__Challenge__. Below are some records. Pull every line that contains the word "日本加大护理机器人产业的投入".

— START Dataset rows —

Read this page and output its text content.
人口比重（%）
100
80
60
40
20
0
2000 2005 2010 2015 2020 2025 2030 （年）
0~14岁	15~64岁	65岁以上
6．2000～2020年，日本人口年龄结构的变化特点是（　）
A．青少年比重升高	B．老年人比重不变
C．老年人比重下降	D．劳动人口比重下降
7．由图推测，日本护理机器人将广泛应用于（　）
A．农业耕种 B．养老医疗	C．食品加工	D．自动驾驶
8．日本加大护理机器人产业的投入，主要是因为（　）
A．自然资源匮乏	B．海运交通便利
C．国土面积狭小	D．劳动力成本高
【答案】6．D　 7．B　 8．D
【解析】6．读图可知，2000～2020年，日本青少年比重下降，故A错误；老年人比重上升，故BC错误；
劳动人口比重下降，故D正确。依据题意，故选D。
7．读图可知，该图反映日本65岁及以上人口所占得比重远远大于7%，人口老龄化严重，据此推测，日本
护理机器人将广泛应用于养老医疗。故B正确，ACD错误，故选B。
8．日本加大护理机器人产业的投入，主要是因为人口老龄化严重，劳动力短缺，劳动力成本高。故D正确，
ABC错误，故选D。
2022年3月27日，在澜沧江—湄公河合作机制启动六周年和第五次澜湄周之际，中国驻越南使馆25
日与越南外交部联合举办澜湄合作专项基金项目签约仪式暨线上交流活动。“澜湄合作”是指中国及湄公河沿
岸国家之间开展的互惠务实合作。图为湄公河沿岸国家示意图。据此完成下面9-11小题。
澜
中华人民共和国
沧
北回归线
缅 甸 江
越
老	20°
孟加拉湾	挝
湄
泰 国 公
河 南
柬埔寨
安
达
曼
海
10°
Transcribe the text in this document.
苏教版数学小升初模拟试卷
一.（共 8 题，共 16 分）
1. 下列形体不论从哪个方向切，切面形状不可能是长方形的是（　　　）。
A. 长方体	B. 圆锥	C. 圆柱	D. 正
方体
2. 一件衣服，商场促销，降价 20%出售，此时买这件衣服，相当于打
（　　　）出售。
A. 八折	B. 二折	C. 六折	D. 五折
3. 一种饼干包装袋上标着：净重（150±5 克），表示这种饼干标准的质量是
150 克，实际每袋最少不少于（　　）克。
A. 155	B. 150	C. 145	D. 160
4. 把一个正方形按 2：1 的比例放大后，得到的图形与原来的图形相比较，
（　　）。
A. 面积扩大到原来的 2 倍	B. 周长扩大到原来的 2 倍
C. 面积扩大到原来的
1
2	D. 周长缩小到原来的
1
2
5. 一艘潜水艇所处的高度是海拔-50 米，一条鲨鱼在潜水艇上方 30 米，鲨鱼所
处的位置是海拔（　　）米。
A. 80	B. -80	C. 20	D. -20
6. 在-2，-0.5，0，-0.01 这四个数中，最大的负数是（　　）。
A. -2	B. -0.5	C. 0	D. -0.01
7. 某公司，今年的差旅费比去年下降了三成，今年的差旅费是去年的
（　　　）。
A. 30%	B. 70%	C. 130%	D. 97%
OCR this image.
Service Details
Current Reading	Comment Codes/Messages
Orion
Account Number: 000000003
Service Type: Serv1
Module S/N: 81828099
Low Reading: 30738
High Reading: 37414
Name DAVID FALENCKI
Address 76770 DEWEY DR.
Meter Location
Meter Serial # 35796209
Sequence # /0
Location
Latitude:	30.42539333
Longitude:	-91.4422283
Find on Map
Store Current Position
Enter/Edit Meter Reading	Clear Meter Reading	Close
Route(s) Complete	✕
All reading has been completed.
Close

— END Dataset rows —

__The output__.
8．日本加大护理机器人产业的投入，主要是因为（　）
8．日本加大护理机器人产业的投入，主要是因为人口老龄化严重，劳动力短缺，劳动力成本高。故D正确，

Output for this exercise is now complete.